> GOAL OF THE EXERCISE
Gather each line of the records where "lookingAt" appears.

> INPUT
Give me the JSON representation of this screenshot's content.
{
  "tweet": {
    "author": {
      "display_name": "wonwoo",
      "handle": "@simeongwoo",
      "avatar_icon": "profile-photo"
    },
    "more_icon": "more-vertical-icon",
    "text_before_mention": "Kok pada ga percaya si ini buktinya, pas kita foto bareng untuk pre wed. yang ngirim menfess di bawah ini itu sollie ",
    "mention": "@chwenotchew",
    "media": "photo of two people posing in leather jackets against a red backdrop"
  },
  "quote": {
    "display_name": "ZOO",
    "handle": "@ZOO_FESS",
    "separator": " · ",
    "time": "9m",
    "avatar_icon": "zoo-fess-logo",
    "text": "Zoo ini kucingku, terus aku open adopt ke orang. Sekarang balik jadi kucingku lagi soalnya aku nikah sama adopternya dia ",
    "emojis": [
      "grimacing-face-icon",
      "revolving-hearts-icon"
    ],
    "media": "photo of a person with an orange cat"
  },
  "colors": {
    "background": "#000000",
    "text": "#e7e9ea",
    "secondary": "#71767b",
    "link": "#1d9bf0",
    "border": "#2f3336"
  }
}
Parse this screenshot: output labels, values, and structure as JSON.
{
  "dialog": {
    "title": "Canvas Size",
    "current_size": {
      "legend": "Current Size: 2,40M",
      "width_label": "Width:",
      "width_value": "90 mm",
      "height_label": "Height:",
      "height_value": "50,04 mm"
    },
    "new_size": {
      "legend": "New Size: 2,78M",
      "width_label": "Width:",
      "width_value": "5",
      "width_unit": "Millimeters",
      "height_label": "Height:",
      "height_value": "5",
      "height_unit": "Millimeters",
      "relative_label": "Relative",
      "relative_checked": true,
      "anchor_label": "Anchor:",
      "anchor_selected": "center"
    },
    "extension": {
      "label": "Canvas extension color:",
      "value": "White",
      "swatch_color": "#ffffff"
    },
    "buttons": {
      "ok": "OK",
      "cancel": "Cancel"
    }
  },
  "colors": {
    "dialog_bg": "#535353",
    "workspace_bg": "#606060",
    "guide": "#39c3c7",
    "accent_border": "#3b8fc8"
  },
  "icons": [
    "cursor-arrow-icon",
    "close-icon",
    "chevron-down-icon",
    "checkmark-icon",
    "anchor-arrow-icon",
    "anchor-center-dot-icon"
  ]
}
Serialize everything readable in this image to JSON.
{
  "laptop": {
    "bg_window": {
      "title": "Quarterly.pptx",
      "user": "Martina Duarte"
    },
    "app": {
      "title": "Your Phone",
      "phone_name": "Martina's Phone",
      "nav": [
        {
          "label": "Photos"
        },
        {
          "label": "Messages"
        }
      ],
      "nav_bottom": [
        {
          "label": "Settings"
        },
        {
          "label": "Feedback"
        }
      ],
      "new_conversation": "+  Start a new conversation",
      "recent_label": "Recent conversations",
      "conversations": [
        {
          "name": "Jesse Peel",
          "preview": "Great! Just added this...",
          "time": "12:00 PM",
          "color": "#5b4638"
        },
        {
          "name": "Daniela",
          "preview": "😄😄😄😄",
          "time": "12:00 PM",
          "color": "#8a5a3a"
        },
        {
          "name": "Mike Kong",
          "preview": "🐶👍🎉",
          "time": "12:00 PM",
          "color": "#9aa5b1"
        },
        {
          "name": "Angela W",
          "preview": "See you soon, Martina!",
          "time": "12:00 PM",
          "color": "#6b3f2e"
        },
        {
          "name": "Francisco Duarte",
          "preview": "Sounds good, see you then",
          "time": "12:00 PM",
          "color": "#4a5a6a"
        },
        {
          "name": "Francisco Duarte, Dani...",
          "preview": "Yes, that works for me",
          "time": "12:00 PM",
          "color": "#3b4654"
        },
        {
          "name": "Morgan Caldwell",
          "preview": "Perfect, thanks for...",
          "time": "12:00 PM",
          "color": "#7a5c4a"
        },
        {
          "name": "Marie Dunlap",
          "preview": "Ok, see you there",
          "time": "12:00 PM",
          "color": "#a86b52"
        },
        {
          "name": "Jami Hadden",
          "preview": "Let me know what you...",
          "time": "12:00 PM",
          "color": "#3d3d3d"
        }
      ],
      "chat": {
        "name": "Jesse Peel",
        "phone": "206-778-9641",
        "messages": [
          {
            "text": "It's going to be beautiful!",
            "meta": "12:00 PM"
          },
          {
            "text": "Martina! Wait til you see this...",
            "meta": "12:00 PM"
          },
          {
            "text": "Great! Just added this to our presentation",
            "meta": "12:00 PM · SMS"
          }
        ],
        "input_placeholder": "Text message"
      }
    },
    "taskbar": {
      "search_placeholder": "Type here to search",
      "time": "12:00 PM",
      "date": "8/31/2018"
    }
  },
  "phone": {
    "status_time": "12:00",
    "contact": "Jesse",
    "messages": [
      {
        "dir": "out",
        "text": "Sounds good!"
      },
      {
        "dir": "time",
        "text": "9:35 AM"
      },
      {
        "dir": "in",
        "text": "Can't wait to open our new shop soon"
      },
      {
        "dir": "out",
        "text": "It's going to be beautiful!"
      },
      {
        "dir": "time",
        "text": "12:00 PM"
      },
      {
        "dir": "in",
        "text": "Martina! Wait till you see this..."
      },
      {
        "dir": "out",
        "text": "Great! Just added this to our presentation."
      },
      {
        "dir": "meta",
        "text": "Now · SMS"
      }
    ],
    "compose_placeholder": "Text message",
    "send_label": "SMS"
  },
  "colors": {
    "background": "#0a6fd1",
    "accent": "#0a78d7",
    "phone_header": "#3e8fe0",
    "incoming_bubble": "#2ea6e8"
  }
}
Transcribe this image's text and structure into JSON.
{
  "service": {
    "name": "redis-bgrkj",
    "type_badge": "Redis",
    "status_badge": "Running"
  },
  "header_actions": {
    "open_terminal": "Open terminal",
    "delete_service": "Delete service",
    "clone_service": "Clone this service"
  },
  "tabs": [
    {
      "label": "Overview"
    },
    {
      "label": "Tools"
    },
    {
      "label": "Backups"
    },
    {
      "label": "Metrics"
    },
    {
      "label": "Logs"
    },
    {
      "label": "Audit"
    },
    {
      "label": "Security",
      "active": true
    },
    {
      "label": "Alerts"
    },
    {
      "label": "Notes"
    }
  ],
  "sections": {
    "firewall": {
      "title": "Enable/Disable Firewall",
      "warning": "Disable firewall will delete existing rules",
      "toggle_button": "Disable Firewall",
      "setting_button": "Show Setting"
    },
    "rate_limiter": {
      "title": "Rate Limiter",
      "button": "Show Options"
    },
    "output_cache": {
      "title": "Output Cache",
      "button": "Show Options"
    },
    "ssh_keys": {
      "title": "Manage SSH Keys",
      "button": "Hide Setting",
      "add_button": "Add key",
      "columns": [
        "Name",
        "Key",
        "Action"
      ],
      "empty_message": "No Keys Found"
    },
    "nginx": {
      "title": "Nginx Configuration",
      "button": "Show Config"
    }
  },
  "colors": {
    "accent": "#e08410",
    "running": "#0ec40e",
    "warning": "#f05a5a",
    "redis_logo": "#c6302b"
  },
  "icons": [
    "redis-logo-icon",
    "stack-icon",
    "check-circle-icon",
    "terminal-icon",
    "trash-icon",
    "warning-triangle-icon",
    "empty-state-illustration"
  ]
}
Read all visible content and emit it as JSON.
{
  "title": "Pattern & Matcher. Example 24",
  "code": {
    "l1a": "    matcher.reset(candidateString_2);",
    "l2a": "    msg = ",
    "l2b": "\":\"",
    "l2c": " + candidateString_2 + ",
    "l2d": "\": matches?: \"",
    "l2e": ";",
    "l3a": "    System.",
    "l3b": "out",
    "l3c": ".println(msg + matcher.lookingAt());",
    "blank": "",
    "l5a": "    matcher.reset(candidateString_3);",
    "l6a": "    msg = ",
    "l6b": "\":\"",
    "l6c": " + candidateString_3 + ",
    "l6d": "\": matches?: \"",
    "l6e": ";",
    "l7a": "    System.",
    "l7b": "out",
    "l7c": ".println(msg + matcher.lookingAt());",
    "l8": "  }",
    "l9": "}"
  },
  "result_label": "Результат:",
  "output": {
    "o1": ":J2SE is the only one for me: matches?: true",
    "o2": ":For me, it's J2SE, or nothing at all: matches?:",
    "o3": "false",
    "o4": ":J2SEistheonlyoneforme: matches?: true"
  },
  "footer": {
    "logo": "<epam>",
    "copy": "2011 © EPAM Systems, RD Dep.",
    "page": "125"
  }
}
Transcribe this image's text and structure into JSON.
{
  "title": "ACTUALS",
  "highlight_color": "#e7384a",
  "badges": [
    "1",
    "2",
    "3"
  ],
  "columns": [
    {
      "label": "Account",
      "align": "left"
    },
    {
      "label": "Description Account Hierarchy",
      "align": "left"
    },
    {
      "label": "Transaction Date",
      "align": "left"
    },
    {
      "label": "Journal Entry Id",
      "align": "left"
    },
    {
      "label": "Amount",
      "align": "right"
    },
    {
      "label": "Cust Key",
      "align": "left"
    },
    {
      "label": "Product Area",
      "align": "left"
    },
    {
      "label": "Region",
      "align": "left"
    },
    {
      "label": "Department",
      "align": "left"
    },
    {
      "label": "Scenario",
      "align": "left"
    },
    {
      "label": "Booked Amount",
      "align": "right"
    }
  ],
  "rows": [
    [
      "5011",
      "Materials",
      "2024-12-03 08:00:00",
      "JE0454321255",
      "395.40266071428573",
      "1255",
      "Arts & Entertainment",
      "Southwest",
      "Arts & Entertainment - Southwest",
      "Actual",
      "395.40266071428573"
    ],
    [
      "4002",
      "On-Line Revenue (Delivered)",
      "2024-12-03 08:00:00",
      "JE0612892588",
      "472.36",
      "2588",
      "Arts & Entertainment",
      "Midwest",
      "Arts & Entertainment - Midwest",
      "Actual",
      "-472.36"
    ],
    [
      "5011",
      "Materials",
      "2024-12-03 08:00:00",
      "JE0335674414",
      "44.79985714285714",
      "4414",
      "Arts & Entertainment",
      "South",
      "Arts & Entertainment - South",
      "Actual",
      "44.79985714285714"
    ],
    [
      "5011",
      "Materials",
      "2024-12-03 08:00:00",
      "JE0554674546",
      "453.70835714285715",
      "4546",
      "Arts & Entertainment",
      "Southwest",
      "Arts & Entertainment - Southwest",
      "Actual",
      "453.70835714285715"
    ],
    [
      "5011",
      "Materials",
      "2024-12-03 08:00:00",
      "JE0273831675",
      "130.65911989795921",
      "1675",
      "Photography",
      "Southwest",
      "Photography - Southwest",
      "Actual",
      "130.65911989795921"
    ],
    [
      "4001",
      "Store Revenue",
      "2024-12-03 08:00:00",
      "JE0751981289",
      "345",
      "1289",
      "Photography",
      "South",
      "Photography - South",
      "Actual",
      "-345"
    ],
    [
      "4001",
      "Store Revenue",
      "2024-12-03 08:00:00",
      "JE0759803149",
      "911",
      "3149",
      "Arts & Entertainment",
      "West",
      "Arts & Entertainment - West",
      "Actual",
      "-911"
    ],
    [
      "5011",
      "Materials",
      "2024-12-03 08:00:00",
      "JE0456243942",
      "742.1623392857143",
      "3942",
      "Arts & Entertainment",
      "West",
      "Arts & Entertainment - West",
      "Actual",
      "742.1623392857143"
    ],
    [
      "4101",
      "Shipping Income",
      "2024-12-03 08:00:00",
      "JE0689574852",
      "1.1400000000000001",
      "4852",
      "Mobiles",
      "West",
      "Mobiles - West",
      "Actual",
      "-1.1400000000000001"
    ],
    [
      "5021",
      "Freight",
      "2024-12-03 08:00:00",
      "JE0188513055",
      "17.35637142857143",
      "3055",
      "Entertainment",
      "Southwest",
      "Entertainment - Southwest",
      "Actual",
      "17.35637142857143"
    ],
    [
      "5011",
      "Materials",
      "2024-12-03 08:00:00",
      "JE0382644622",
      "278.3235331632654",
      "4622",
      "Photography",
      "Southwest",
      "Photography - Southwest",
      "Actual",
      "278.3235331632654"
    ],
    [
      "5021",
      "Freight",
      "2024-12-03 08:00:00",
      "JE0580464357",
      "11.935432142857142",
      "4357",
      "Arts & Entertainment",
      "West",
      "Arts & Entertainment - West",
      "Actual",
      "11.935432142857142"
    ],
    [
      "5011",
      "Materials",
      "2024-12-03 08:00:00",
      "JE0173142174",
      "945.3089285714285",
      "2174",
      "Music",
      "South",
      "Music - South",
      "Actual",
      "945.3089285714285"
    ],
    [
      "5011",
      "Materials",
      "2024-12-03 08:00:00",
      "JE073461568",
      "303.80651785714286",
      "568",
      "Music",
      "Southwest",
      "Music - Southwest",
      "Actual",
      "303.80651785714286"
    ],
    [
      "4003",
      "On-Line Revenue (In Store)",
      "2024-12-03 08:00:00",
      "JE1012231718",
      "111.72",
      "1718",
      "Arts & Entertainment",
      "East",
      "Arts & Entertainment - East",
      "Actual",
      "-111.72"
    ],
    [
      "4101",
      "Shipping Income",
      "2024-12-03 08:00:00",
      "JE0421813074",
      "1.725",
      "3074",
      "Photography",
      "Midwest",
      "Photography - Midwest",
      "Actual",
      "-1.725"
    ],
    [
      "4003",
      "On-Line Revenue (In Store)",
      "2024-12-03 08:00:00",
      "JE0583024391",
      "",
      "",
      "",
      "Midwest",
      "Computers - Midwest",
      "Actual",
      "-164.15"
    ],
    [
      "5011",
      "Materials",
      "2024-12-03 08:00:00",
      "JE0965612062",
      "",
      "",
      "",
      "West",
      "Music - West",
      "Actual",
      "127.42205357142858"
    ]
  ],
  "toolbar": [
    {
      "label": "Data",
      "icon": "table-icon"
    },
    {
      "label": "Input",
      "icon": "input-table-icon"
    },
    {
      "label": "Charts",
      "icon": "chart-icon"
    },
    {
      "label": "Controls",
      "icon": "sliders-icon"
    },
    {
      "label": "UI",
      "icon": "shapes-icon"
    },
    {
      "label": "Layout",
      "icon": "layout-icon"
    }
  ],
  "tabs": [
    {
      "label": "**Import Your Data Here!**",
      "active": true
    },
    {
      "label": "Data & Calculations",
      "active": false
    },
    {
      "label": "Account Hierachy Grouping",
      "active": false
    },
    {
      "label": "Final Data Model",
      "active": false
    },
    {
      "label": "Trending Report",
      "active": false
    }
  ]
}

> OUTPUT FOR THIS EXERCISE
    "l3c": ".println(msg + matcher.lookingAt());",
    "l7c": ".println(msg + matcher.lookingAt());",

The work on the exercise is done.